[Some records]

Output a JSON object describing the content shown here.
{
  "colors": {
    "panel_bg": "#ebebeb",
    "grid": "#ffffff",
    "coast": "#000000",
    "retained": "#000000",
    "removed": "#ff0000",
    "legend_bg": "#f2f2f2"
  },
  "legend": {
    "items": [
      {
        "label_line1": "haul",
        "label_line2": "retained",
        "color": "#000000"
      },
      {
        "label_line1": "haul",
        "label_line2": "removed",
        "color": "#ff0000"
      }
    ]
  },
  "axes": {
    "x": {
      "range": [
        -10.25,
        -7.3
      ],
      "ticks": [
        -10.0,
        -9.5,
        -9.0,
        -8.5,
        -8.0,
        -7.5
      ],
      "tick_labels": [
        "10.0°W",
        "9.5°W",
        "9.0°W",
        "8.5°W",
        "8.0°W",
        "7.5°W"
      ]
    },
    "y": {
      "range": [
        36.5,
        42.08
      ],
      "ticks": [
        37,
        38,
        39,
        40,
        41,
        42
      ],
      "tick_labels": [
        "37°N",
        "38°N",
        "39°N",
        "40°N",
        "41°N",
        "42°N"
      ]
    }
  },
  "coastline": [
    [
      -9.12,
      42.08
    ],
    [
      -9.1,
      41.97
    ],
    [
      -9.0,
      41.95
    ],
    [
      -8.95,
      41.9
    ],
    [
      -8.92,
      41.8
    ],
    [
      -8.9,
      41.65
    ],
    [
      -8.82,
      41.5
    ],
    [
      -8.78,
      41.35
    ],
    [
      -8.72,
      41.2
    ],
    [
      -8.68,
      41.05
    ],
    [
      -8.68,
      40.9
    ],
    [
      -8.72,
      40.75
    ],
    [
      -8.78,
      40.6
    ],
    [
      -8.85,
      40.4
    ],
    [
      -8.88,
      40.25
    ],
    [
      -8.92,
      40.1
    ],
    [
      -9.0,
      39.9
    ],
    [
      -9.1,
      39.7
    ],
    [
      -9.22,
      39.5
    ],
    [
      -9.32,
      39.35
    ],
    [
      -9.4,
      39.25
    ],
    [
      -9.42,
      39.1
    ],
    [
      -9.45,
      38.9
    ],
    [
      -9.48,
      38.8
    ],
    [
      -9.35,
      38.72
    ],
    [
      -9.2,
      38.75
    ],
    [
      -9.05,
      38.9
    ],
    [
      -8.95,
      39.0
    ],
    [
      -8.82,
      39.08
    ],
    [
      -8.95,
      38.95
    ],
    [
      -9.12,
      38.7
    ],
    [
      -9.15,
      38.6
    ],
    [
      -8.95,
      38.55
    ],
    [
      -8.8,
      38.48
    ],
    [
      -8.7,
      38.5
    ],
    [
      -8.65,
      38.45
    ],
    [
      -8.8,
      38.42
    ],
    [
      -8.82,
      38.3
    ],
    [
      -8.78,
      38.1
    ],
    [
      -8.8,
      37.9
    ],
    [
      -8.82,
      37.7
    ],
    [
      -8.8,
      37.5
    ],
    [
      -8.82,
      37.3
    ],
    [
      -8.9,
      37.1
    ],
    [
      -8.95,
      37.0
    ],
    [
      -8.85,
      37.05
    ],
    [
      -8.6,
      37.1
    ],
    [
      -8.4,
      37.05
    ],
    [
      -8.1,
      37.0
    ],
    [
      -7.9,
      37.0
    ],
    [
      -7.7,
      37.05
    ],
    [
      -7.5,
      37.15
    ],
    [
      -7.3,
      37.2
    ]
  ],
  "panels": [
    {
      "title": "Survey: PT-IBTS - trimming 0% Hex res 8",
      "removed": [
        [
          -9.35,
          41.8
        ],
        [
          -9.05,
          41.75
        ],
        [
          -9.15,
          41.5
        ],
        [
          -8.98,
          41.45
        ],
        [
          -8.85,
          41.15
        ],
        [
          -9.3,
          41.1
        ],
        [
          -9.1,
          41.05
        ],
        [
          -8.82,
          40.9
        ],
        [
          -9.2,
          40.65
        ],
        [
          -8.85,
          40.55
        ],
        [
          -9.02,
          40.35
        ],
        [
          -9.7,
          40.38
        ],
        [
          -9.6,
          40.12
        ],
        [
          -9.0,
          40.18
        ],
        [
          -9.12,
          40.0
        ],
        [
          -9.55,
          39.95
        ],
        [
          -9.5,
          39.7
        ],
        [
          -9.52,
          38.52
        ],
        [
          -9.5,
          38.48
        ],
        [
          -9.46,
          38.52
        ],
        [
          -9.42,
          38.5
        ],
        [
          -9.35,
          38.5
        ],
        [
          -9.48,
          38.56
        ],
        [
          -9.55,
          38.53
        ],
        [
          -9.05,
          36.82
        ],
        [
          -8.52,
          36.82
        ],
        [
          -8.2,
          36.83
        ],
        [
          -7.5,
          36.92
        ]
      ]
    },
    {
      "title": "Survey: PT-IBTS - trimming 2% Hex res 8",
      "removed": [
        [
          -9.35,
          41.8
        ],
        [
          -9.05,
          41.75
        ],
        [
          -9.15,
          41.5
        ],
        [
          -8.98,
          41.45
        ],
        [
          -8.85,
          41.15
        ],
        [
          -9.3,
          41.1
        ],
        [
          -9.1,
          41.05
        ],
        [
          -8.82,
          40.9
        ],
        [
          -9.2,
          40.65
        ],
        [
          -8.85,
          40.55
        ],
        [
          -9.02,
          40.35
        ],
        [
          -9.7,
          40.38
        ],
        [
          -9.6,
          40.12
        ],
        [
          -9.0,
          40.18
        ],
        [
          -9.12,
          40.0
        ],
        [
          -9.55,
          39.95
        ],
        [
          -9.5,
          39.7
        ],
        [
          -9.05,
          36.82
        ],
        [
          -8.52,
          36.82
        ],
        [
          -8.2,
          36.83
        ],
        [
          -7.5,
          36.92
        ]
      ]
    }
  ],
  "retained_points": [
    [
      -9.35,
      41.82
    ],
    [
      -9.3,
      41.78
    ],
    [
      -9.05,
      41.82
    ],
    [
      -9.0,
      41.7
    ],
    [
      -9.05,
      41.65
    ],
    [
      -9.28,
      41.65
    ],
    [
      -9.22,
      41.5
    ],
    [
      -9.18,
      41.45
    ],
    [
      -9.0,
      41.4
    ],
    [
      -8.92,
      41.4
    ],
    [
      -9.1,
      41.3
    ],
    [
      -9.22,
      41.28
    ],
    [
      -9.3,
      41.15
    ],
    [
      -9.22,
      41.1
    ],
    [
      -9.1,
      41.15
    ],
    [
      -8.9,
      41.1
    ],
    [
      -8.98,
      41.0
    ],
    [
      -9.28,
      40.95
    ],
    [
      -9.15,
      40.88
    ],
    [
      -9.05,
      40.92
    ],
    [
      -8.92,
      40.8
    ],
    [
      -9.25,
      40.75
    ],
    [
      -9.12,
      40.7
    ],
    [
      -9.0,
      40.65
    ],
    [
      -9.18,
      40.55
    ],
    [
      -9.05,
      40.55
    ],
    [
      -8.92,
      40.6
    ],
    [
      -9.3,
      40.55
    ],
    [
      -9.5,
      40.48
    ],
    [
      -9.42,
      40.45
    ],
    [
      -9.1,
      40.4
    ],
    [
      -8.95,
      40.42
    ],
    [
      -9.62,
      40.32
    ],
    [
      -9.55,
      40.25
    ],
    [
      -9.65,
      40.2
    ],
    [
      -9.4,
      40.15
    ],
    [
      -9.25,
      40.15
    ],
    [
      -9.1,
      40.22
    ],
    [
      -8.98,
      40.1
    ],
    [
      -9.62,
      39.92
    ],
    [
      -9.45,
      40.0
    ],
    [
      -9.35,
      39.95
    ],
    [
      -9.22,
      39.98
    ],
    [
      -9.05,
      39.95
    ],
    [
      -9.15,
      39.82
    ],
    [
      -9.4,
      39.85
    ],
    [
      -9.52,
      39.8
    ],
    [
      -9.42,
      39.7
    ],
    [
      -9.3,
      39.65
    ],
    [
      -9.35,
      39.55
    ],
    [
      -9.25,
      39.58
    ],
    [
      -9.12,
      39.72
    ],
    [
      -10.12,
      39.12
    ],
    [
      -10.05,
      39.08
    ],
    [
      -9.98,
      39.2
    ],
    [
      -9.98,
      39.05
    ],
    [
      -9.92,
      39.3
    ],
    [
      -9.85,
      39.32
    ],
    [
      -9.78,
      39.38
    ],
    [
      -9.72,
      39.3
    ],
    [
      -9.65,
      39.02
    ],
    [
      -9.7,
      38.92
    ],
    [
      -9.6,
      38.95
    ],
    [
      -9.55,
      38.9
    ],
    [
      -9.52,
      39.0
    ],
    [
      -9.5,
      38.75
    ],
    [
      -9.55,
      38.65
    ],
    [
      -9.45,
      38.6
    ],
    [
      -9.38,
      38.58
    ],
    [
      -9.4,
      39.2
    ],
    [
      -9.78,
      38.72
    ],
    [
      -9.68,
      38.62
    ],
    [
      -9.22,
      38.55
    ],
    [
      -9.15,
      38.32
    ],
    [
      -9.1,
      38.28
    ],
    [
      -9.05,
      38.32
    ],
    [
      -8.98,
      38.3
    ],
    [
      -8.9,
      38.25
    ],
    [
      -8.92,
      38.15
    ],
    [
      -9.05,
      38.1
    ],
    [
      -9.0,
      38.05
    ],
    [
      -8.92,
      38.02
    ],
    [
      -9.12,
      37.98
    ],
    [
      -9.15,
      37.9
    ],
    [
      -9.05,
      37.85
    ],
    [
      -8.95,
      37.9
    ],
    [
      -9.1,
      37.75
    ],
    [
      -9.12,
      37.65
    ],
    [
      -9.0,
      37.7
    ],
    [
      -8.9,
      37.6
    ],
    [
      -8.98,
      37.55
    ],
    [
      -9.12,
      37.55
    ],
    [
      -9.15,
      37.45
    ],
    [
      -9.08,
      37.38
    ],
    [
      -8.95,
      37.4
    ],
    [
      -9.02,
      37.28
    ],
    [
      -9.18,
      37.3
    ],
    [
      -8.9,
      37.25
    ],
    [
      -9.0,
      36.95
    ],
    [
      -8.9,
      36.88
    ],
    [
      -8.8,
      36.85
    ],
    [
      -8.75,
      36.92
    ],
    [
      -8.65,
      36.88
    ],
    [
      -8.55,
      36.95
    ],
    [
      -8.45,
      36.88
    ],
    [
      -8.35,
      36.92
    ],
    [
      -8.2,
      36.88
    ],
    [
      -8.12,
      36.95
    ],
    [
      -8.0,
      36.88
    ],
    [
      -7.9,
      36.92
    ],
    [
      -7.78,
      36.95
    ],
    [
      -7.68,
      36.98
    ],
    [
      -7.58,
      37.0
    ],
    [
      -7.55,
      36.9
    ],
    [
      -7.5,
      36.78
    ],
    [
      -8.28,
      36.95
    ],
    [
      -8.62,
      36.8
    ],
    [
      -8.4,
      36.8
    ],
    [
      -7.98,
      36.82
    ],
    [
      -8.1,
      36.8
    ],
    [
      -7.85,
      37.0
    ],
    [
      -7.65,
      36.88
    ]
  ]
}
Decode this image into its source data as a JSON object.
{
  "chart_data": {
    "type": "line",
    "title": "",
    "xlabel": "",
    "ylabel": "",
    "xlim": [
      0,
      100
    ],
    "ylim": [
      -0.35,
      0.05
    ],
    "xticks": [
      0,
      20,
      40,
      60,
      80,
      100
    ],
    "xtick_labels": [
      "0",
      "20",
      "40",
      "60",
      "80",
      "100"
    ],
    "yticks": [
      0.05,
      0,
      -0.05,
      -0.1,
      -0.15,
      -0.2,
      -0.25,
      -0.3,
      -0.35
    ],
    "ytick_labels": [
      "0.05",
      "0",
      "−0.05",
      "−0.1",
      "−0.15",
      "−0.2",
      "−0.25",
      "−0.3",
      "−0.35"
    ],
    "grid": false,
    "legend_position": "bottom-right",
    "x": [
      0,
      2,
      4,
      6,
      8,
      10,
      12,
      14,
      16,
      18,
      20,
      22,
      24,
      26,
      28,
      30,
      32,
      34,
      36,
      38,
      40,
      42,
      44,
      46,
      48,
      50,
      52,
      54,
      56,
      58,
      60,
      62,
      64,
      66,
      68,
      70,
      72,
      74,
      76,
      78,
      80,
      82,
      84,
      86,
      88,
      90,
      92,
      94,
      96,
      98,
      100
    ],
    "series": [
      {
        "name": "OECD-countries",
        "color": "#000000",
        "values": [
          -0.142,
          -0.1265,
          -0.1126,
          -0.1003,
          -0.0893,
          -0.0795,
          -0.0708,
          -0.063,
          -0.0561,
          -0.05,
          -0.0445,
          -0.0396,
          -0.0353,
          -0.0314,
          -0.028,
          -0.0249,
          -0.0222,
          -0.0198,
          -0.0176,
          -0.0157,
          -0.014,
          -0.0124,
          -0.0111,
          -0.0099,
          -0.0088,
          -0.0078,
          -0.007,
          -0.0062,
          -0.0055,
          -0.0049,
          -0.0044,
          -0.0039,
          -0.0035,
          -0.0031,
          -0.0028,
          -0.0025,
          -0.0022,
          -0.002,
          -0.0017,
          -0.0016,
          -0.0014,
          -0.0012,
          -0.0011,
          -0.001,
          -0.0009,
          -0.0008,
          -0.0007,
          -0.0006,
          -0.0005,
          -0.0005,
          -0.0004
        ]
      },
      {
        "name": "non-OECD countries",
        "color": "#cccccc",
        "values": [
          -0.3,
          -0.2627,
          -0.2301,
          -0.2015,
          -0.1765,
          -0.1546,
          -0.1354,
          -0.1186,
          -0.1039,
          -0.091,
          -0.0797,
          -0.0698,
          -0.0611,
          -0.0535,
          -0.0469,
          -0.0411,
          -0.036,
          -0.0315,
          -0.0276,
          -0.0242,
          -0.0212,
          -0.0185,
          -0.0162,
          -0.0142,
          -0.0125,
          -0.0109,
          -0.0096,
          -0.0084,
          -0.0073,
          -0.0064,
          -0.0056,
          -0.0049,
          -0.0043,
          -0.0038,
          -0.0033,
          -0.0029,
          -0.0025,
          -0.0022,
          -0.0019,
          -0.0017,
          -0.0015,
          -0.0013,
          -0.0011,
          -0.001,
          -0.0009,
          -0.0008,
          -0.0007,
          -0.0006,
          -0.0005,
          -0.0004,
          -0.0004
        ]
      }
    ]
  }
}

Work to complete: Copy out all lines from the material above that contain the string "JSON".

Solved exercise:
Output a JSON object describing the content shown here.
Decode this image into its source data as a JSON object.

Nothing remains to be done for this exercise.